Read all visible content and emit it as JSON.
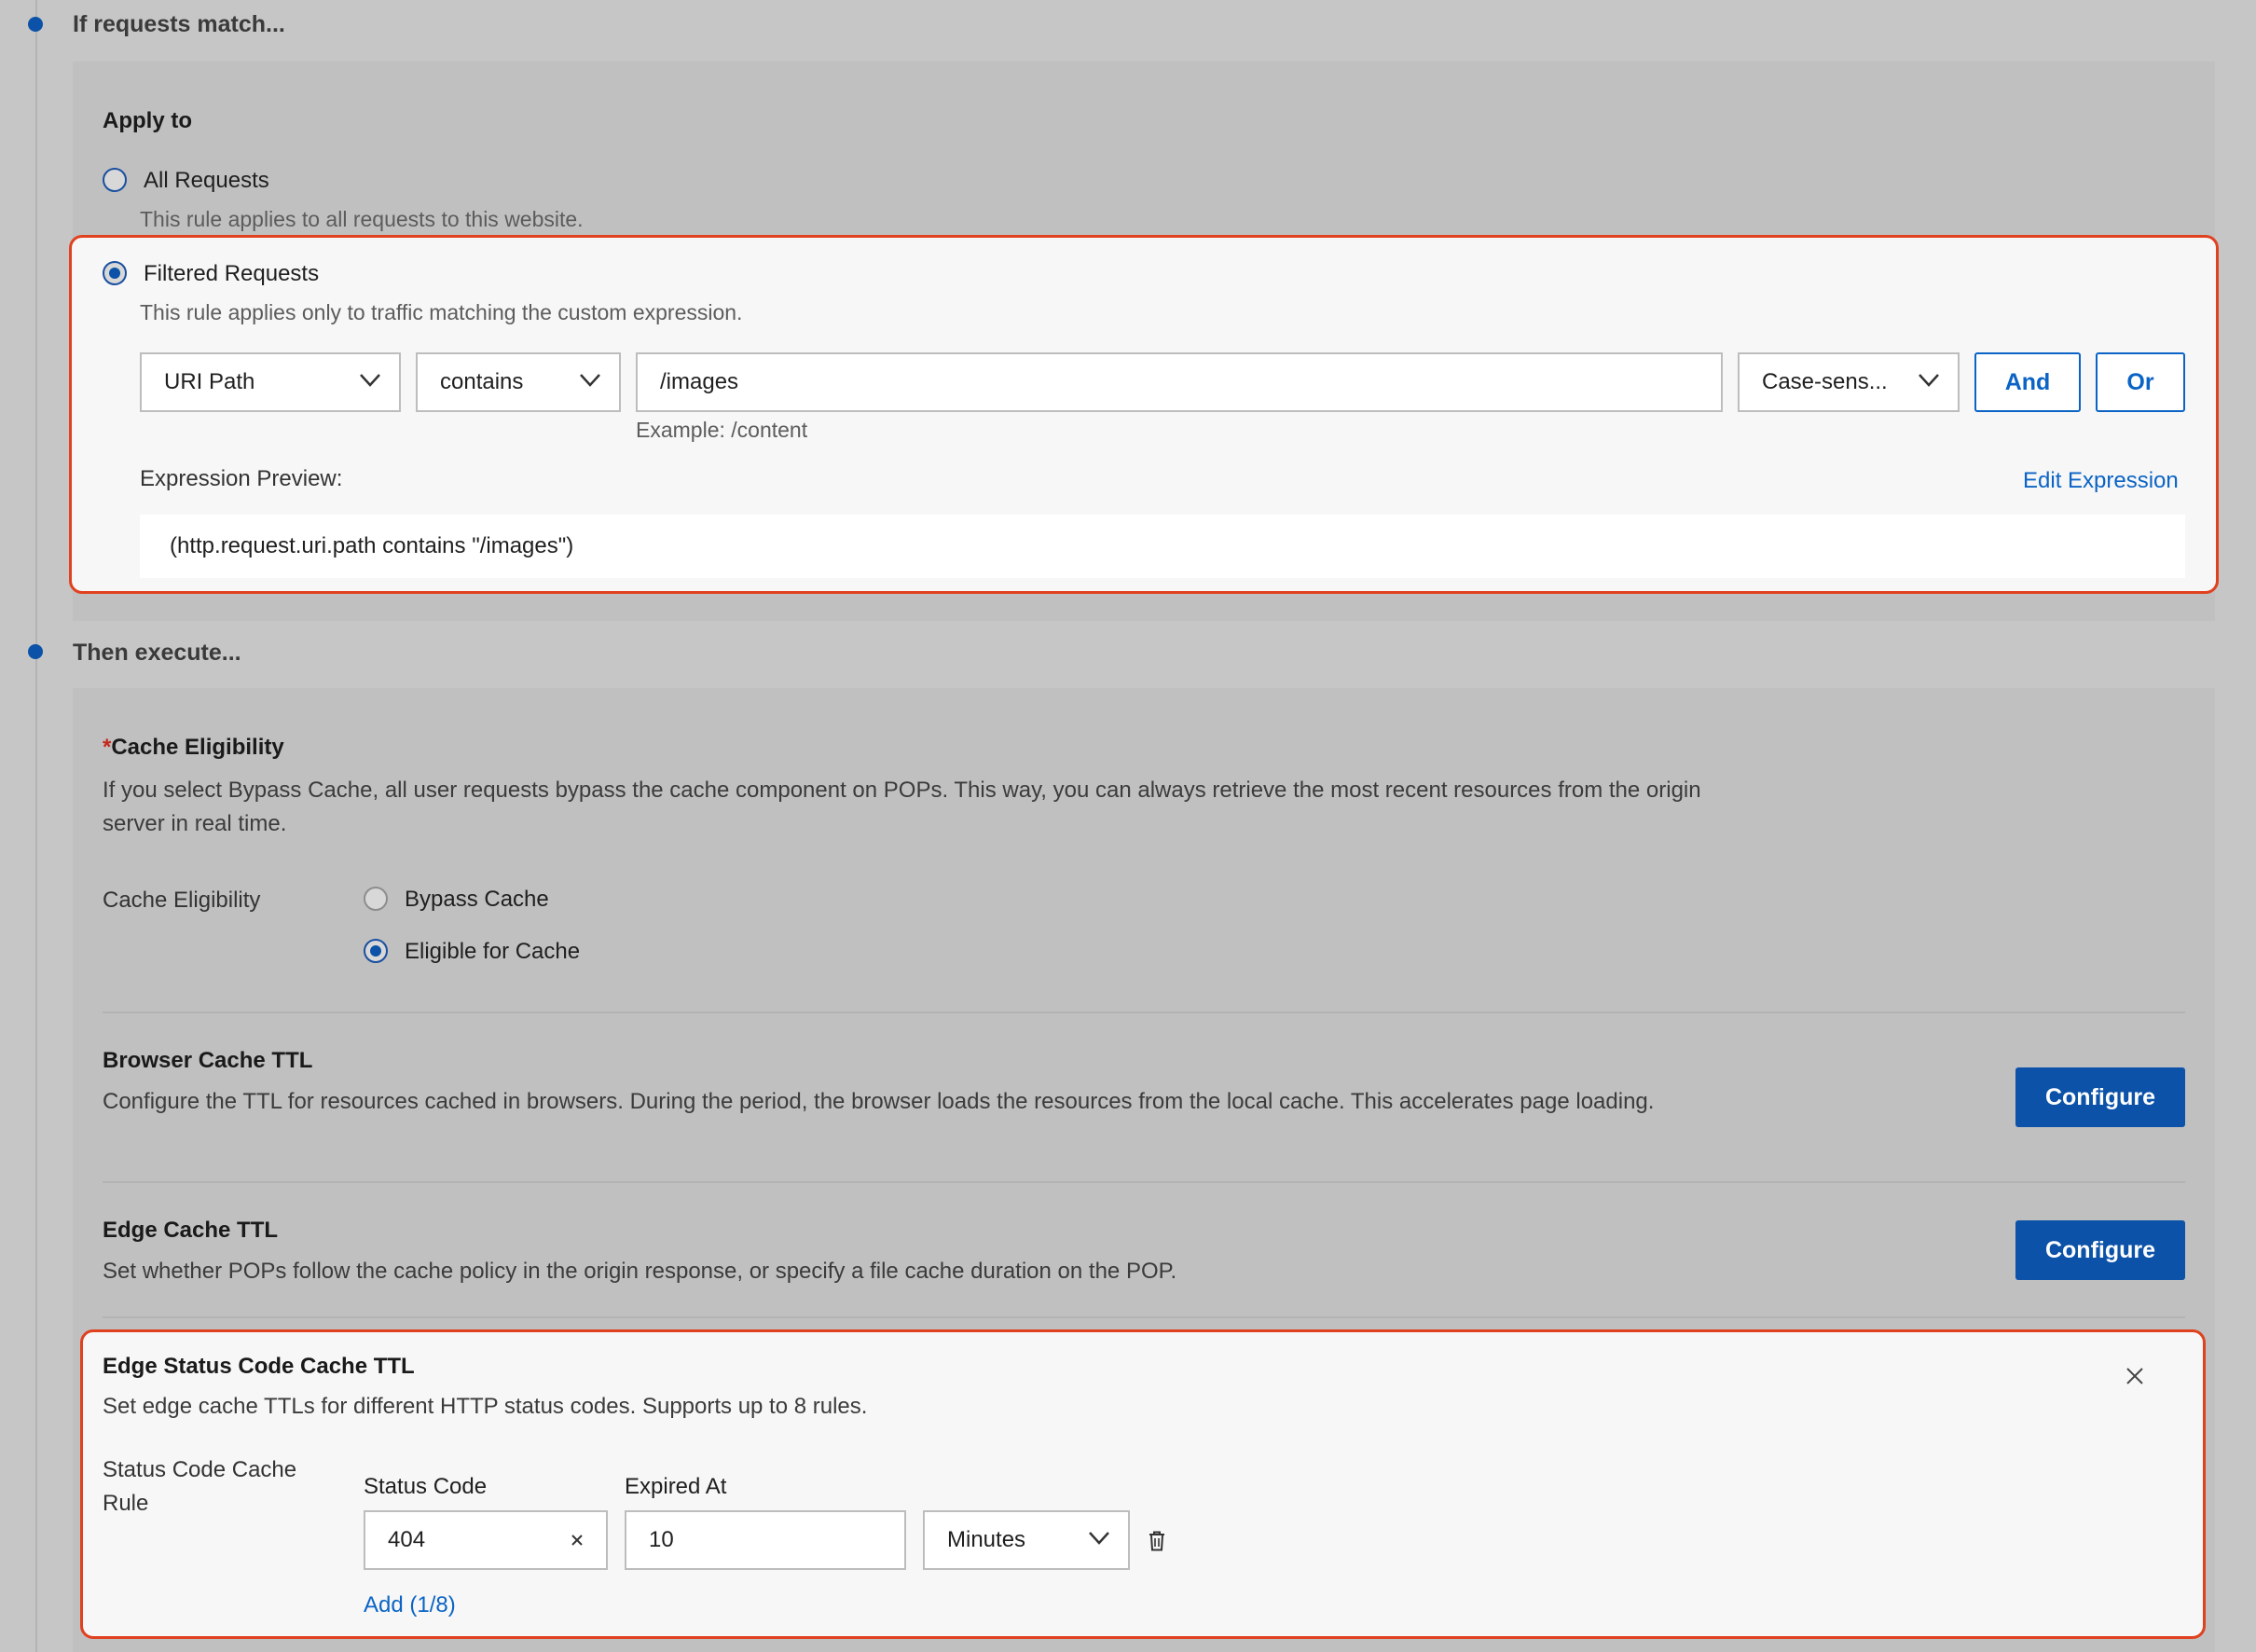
{
  "match_section": {
    "title": "If requests match...",
    "apply_to_label": "Apply to",
    "all_requests": {
      "label": "All Requests",
      "desc": "This rule applies to all requests to this website.",
      "selected": false
    },
    "filtered_requests": {
      "label": "Filtered Requests",
      "desc": "This rule applies only to traffic matching the custom expression.",
      "selected": true
    },
    "condition": {
      "field": "URI Path",
      "operator": "contains",
      "value": "/images",
      "value_hint": "Example: /content",
      "case": "Case-sens...",
      "and_label": "And",
      "or_label": "Or"
    },
    "expression_preview_label": "Expression Preview:",
    "edit_expression_label": "Edit Expression",
    "expression": "(http.request.uri.path contains \"/images\")"
  },
  "execute_section": {
    "title": "Then execute...",
    "cache_eligibility": {
      "required_mark": "*",
      "title": "Cache Eligibility",
      "desc": "If you select Bypass Cache, all user requests bypass the cache component on POPs. This way, you can always retrieve the most recent resources from the origin server in real time.",
      "field_label": "Cache Eligibility",
      "options": [
        {
          "label": "Bypass Cache",
          "selected": false
        },
        {
          "label": "Eligible for Cache",
          "selected": true
        }
      ]
    },
    "browser_cache_ttl": {
      "title": "Browser Cache TTL",
      "desc": "Configure the TTL for resources cached in browsers. During the period, the browser loads the resources from the local cache. This accelerates page loading.",
      "button": "Configure"
    },
    "edge_cache_ttl": {
      "title": "Edge Cache TTL",
      "desc": "Set whether POPs follow the cache policy in the origin response, or specify a file cache duration on the POP.",
      "button": "Configure"
    },
    "status_code_ttl": {
      "title": "Edge Status Code Cache TTL",
      "desc": "Set edge cache TTLs for different HTTP status codes. Supports up to 8 rules.",
      "rule_label": "Status Code Cache Rule",
      "status_code_header": "Status Code",
      "expired_at_header": "Expired At",
      "status_code_value": "404",
      "expired_value": "10",
      "unit": "Minutes",
      "add_label": "Add (1/8)"
    }
  },
  "colors": {
    "accent": "#0b52a8",
    "link": "#0b64c5",
    "highlight_border": "#e0411f",
    "page_bg": "#c6c6c6"
  }
}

───

* _TASK GOAL_: Wherever the string "images" appears in the entries above, list that line.

* _ANSWER FOR THE TASK_:
      "value": "/images",
    "expression": "(http.request.uri.path contains \"/images\")"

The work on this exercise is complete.